[Dataset items]
——
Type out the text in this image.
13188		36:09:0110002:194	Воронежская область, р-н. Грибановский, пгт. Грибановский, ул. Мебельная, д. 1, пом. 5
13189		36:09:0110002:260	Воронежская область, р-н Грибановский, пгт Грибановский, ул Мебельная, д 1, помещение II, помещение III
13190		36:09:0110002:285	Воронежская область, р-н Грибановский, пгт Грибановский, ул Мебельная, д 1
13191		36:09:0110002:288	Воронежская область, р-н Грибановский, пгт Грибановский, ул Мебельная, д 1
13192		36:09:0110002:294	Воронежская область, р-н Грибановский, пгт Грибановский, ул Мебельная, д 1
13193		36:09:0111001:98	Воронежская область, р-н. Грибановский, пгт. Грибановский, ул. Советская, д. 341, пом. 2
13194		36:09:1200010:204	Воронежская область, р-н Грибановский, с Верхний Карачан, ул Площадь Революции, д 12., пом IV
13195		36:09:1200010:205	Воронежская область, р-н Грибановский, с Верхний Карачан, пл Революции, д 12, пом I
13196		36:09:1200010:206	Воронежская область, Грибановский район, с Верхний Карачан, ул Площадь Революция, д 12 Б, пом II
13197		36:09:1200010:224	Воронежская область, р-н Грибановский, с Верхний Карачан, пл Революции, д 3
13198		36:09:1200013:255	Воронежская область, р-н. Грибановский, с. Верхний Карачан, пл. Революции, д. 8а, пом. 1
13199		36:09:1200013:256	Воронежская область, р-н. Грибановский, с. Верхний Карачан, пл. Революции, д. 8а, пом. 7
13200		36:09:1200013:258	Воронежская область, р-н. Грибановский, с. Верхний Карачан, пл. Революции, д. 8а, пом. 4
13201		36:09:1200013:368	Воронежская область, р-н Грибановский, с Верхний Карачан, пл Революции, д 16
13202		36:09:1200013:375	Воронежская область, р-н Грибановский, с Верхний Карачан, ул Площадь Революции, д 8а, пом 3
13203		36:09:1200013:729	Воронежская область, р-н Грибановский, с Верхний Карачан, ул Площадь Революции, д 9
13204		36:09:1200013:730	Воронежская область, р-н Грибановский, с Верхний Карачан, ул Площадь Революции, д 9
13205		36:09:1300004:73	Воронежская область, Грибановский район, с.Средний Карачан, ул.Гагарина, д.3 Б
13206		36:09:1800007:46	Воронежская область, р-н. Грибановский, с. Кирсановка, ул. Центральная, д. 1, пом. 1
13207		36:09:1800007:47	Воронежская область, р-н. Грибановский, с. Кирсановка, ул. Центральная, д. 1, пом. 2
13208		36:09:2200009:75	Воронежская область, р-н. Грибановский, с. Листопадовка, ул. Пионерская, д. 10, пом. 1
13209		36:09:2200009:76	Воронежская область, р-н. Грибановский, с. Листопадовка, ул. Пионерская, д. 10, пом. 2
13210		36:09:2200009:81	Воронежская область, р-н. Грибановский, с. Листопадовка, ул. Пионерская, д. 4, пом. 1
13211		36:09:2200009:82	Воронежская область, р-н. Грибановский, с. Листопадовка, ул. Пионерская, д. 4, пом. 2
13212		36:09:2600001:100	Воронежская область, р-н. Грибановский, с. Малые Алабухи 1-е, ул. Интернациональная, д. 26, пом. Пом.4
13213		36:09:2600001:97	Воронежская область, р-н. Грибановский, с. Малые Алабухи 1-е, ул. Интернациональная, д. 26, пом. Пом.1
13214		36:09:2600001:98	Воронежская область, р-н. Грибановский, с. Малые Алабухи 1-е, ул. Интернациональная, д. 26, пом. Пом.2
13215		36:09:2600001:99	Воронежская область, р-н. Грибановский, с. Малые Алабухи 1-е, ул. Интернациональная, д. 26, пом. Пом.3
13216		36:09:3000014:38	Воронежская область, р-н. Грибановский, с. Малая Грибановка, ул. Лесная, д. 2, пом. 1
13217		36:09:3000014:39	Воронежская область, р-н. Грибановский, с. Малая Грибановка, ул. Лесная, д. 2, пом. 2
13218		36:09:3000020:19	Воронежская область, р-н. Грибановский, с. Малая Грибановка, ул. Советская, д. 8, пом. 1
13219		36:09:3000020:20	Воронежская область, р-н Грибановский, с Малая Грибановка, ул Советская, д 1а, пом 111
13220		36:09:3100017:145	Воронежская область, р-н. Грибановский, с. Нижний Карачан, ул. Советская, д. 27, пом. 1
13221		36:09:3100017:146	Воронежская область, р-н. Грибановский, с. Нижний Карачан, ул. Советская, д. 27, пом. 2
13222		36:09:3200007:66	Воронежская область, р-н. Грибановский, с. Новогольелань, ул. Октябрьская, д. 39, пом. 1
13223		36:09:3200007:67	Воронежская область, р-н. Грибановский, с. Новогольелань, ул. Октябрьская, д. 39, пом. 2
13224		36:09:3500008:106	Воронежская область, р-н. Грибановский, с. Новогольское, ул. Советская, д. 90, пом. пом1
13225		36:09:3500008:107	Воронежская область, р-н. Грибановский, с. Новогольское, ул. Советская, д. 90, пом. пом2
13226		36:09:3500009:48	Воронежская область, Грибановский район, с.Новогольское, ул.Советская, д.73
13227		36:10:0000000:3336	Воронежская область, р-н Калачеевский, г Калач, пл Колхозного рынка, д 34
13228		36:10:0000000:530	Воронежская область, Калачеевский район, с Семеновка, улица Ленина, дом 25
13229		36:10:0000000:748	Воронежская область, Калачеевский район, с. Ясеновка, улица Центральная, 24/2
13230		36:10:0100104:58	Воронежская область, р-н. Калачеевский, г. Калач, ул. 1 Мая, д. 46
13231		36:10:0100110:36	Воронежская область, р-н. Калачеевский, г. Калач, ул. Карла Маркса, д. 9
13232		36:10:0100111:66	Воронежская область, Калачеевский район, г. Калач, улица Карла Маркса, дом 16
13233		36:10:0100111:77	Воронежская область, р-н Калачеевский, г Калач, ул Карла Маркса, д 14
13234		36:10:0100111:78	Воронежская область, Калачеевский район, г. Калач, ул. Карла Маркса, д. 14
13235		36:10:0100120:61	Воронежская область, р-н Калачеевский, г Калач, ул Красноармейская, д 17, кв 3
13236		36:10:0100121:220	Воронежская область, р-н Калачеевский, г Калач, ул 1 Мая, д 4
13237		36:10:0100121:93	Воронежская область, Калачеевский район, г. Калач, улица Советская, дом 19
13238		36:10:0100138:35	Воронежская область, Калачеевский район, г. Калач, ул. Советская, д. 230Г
——
- [YOUR OBJECTIVE] Your answer should be a single number: the count of lines that contain "улица".

- [EXERCISE ANSWER] 4